**DIRECTION:**
Please reproduce every record, keeping each one exactly as written.

[BEGIN]

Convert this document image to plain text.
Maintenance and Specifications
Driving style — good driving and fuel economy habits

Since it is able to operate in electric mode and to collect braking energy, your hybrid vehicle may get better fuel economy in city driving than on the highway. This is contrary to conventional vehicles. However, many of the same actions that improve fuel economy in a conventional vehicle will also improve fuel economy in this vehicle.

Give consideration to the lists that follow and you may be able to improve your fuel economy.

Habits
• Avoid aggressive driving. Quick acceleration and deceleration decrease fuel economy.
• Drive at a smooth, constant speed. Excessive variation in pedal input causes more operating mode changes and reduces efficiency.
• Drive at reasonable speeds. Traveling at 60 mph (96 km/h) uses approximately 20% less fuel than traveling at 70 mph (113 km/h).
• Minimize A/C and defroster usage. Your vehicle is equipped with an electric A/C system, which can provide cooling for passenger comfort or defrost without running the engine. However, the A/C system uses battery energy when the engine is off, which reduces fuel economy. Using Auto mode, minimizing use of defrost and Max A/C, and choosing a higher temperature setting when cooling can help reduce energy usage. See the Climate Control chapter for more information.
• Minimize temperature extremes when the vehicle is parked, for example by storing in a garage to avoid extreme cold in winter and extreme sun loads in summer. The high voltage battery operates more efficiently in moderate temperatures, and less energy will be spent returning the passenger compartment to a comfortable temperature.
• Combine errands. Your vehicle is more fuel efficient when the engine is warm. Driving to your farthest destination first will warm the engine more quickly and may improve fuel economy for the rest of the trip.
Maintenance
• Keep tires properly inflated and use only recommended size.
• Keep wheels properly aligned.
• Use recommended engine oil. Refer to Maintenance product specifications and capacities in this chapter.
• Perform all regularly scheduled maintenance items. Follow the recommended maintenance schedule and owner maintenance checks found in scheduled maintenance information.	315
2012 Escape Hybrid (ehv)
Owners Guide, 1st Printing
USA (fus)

[END]

**OUTPUT:**
Convert this document image to plain text.
Maintenance and Specifications
Driving style — good driving and fuel economy habits

Since it is able to operate in electric mode and to collect braking energy, your hybrid vehicle may get better fuel economy in city driving than on the highway. This is contrary to conventional vehicles. However, many of the same actions that improve fuel economy in a conventional vehicle will also improve fuel economy in this vehicle.

Give consideration to the lists that follow and you may be able to improve your fuel economy.

Habits
• Avoid aggressive driving. Quick acceleration and deceleration decrease fuel economy.
• Drive at a smooth, constant speed. Excessive variation in pedal input causes more operating mode changes and reduces efficiency.
• Drive at reasonable speeds. Traveling at 60 mph (96 km/h) uses approximately 20% less fuel than traveling at 70 mph (113 km/h).
• Minimize A/C and defroster usage. Your vehicle is equipped with an electric A/C system, which can provide cooling for passenger comfort or defrost without running the engine. However, the A/C system uses battery energy when the engine is off, which reduces fuel economy. Using Auto mode, minimizing use of defrost and Max A/C, and choosing a higher temperature setting when cooling can help reduce energy usage. See the Climate Control chapter for more information.
• Minimize temperature extremes when the vehicle is parked, for example by storing in a garage to avoid extreme cold in winter and extreme sun loads in summer. The high voltage battery operates more efficiently in moderate temperatures, and less energy will be spent returning the passenger compartment to a comfortable temperature.
• Combine errands. Your vehicle is more fuel efficient when the engine is warm. Driving to your farthest destination first will warm the engine more quickly and may improve fuel economy for the rest of the trip.
Maintenance
• Keep tires properly inflated and use only recommended size.
• Keep wheels properly aligned.
• Use recommended engine oil. Refer to Maintenance product specifications and capacities in this chapter.
• Perform all regularly scheduled maintenance items. Follow the recommended maintenance schedule and owner maintenance checks found in scheduled maintenance information.	315
2012 Escape Hybrid (ehv)
Owners Guide, 1st Printing
USA (fus)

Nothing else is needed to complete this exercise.